SET PROBLEM: Copy out every record precisely.

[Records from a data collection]
=====

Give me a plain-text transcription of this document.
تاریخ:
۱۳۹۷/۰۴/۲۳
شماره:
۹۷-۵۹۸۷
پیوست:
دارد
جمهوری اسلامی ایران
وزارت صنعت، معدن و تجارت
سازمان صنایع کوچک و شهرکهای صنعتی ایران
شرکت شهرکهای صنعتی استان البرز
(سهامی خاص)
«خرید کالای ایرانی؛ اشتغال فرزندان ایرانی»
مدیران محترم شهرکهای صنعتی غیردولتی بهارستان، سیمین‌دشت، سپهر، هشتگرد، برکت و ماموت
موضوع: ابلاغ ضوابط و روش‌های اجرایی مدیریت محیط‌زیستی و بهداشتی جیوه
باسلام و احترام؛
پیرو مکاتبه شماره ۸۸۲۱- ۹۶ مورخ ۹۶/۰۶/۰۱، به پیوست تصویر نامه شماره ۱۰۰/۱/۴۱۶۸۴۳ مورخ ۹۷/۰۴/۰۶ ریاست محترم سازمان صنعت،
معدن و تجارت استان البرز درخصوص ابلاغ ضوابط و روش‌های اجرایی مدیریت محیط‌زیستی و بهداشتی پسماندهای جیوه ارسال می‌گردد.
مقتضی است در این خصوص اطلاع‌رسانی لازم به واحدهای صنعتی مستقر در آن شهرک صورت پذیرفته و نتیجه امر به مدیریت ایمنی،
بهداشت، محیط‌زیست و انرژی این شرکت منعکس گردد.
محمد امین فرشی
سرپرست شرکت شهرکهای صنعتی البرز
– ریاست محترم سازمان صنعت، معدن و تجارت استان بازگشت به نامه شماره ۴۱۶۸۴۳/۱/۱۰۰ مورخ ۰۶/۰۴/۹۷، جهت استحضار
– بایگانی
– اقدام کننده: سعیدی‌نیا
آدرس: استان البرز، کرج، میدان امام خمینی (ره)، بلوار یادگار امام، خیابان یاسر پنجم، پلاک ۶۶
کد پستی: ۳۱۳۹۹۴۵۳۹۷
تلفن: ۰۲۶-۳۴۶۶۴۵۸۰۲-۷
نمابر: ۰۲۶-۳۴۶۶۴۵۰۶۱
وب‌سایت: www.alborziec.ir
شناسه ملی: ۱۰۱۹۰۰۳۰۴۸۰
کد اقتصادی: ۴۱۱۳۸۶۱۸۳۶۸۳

=====

ANSWER TO THIS EXERCISE:
Give me a plain-text transcription of this document.
تاریخ:
۱۳۹۷/۰۴/۲۳
شماره:
۹۷-۵۹۸۷
پیوست:
دارد
جمهوری اسلامی ایران
وزارت صنعت، معدن و تجارت
سازمان صنایع کوچک و شهرکهای صنعتی ایران
شرکت شهرکهای صنعتی استان البرز
(سهامی خاص)
«خرید کالای ایرانی؛ اشتغال فرزندان ایرانی»
مدیران محترم شهرکهای صنعتی غیردولتی بهارستان، سیمین‌دشت، سپهر، هشتگرد، برکت و ماموت
موضوع: ابلاغ ضوابط و روش‌های اجرایی مدیریت محیط‌زیستی و بهداشتی جیوه
باسلام و احترام؛
پیرو مکاتبه شماره ۸۸۲۱- ۹۶ مورخ ۹۶/۰۶/۰۱، به پیوست تصویر نامه شماره ۱۰۰/۱/۴۱۶۸۴۳ مورخ ۹۷/۰۴/۰۶ ریاست محترم سازمان صنعت،
معدن و تجارت استان البرز درخصوص ابلاغ ضوابط و روش‌های اجرایی مدیریت محیط‌زیستی و بهداشتی پسماندهای جیوه ارسال می‌گردد.
مقتضی است در این خصوص اطلاع‌رسانی لازم به واحدهای صنعتی مستقر در آن شهرک صورت پذیرفته و نتیجه امر به مدیریت ایمنی،
بهداشت، محیط‌زیست و انرژی این شرکت منعکس گردد.
محمد امین فرشی
سرپرست شرکت شهرکهای صنعتی البرز
– ریاست محترم سازمان صنعت، معدن و تجارت استان بازگشت به نامه شماره ۴۱۶۸۴۳/۱/۱۰۰ مورخ ۰۶/۰۴/۹۷، جهت استحضار
– بایگانی
– اقدام کننده: سعیدی‌نیا
آدرس: استان البرز، کرج، میدان امام خمینی (ره)، بلوار یادگار امام، خیابان یاسر پنجم، پلاک ۶۶
کد پستی: ۳۱۳۹۹۴۵۳۹۷
تلفن: ۰۲۶-۳۴۶۶۴۵۸۰۲-۷
نمابر: ۰۲۶-۳۴۶۶۴۵۰۶۱
وب‌سایت: www.alborziec.ir
شناسه ملی: ۱۰۱۹۰۰۳۰۴۸۰
کد اقتصادی: ۴۱۱۳۸۶۱۸۳۶۸۳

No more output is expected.